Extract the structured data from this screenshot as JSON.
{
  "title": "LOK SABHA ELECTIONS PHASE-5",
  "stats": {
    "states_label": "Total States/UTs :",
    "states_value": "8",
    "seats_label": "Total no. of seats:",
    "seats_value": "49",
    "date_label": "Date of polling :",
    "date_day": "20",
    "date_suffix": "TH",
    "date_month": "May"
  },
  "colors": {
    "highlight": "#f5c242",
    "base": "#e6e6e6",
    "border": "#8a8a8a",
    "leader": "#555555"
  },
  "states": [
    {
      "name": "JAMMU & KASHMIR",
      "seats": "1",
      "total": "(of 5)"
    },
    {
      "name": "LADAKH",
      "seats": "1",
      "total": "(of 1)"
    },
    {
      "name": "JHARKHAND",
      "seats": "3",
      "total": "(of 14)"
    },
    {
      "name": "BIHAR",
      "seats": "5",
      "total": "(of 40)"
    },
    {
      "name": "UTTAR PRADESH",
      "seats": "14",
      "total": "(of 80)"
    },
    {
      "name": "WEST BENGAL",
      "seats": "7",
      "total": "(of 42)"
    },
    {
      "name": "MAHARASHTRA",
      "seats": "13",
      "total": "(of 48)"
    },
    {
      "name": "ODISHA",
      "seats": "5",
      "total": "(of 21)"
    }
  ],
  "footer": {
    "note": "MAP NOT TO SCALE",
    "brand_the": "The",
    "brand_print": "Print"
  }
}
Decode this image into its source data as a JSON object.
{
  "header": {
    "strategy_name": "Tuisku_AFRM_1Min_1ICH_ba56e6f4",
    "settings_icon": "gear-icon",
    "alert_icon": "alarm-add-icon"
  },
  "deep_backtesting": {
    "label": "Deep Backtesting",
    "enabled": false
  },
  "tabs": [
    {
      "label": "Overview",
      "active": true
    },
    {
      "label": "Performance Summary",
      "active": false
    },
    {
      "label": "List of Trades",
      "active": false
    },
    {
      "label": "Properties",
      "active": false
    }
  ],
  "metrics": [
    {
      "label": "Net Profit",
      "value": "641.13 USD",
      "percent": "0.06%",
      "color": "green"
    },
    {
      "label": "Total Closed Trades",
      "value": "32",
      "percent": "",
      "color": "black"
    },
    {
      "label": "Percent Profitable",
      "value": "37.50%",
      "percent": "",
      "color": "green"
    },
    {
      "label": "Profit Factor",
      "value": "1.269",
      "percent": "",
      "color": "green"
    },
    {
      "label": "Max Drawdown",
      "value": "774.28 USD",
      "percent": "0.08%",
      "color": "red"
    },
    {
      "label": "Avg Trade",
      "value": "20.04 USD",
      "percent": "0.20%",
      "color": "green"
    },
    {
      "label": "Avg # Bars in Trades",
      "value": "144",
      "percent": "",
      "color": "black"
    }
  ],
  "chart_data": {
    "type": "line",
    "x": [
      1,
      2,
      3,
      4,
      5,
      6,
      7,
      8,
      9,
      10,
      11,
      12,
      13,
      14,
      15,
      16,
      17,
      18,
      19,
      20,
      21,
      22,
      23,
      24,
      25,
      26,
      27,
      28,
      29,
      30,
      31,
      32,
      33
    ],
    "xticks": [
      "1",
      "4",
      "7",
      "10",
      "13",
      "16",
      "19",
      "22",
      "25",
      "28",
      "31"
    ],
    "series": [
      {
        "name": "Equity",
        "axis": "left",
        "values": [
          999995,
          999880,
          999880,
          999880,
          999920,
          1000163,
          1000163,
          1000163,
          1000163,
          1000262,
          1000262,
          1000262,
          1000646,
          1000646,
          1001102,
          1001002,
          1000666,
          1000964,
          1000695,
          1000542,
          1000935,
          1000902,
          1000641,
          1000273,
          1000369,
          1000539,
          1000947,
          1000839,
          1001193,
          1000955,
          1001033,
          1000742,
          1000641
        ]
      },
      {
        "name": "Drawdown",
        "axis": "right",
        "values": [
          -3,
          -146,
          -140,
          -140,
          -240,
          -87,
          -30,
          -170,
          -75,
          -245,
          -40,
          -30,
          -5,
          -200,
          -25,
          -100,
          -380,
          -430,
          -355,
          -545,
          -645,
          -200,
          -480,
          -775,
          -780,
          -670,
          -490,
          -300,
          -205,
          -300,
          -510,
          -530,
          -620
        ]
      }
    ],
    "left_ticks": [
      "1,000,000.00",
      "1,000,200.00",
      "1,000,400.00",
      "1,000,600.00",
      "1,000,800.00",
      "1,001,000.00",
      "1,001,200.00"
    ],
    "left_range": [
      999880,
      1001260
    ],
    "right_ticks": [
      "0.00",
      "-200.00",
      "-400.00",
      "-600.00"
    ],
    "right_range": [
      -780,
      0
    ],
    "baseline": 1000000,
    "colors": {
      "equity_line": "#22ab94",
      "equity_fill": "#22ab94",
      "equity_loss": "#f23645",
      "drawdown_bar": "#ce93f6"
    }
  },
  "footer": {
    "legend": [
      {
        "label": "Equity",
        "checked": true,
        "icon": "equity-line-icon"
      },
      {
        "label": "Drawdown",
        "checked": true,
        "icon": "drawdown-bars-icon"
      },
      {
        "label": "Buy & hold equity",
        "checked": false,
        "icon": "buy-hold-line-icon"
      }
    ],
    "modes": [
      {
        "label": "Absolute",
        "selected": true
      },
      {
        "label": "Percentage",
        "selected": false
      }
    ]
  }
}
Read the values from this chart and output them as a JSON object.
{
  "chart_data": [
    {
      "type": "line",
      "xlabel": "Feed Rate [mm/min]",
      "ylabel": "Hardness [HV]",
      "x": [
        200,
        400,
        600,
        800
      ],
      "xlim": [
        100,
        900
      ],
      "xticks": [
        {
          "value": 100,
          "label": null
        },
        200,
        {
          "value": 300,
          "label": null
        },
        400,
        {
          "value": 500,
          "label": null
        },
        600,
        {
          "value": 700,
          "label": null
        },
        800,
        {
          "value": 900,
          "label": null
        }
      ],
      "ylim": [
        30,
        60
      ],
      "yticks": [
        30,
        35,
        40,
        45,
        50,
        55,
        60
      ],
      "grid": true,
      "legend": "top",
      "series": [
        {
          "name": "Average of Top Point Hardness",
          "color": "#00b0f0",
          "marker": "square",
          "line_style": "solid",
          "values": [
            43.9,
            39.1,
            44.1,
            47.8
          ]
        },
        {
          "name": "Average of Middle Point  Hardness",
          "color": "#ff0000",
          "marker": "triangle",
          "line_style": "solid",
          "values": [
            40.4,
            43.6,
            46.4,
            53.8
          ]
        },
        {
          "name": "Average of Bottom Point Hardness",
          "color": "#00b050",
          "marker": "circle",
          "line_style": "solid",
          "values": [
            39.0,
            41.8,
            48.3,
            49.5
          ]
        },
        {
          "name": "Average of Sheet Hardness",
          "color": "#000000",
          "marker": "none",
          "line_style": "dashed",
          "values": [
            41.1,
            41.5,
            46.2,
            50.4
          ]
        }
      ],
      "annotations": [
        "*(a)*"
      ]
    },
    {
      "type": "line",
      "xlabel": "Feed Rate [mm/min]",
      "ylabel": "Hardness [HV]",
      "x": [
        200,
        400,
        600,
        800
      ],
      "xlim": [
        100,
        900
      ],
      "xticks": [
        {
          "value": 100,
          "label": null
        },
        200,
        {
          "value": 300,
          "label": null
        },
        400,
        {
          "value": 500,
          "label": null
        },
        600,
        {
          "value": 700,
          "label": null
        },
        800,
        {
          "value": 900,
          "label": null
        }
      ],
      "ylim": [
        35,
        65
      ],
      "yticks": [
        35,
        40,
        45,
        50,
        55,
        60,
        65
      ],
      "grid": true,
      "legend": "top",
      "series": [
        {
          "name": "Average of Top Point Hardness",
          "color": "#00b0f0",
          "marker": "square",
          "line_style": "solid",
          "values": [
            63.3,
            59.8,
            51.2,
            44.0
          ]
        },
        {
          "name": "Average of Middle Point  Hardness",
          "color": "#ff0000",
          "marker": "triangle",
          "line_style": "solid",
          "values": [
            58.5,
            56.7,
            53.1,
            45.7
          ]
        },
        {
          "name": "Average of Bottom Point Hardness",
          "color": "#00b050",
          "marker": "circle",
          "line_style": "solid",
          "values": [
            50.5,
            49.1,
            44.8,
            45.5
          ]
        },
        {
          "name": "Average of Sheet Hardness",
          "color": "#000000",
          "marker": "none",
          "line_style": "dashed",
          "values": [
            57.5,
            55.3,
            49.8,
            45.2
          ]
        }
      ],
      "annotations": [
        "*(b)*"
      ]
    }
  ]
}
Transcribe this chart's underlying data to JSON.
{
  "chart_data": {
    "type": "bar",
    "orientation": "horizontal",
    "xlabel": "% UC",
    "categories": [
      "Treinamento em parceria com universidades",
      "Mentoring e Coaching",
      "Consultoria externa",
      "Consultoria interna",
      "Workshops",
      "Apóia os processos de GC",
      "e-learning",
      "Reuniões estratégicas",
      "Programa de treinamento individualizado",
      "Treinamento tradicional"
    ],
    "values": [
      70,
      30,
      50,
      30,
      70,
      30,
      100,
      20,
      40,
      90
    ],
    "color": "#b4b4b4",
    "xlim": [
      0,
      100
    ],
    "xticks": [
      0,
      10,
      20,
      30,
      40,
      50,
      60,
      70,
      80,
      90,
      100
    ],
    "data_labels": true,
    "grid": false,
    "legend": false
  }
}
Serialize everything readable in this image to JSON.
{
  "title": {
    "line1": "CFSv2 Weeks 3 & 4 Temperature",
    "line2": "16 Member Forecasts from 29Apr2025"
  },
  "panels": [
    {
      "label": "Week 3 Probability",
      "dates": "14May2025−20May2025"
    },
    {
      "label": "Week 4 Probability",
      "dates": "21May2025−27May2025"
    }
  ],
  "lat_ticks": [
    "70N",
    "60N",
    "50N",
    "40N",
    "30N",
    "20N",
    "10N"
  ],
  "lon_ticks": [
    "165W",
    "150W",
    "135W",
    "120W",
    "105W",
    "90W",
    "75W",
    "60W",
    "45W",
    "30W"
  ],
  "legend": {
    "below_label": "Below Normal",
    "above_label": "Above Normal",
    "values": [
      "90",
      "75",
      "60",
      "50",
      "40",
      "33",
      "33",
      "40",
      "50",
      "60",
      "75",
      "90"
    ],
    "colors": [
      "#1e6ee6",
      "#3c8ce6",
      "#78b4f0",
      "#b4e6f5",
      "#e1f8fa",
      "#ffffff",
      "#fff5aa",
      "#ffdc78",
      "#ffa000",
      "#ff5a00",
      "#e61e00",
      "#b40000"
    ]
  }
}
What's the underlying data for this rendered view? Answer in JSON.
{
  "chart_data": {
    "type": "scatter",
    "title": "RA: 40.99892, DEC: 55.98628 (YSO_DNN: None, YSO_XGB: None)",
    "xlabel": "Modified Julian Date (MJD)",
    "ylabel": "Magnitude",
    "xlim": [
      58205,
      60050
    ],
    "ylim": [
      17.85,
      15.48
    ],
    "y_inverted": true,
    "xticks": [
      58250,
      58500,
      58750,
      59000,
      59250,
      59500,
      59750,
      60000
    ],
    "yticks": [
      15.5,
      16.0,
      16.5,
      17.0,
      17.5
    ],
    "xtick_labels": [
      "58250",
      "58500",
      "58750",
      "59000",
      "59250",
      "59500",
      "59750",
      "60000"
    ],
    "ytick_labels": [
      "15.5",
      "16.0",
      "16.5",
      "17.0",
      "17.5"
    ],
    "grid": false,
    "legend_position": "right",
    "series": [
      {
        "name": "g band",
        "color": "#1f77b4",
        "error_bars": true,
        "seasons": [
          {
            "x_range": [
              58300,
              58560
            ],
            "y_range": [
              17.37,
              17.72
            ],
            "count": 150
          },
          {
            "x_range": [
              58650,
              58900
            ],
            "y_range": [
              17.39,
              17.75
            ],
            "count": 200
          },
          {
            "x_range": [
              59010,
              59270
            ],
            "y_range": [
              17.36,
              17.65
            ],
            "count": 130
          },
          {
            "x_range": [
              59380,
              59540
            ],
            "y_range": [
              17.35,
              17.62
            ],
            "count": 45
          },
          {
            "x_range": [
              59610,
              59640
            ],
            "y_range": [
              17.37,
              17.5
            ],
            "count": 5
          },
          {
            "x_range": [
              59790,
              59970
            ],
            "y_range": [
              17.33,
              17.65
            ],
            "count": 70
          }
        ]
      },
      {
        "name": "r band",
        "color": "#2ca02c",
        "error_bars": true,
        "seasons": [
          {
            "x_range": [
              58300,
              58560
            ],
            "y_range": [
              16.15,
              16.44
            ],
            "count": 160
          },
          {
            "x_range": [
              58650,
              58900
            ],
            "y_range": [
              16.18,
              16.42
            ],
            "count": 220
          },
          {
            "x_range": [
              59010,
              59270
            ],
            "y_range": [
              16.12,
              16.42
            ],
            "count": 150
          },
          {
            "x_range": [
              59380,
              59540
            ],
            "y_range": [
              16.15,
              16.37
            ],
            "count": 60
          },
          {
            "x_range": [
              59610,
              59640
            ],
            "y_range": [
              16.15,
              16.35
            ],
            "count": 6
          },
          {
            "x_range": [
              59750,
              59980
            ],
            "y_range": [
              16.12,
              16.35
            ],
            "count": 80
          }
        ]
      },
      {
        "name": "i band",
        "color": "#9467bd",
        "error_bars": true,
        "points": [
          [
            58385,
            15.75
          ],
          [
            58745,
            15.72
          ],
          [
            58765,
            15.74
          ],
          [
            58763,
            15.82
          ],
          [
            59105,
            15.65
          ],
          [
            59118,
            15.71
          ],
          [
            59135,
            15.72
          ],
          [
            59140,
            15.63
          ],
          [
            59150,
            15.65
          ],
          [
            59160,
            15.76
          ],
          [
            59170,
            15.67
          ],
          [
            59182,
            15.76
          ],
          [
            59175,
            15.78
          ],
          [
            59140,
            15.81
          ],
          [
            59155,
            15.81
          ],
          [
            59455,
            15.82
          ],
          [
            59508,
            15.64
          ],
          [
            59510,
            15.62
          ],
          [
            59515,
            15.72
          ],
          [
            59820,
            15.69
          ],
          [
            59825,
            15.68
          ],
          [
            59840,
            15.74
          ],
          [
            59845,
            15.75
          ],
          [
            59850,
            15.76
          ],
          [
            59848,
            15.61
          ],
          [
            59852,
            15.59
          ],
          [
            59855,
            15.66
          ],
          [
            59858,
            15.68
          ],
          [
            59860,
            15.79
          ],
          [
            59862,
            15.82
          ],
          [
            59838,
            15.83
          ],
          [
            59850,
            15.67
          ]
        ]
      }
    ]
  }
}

--- REQUIREMENTS ---
Copy every line in the records above that contains the word "Trades".

--- REPLY ---
      "label": "List of Trades",
      "label": "Total Closed Trades",
      "label": "Avg # Bars in Trades",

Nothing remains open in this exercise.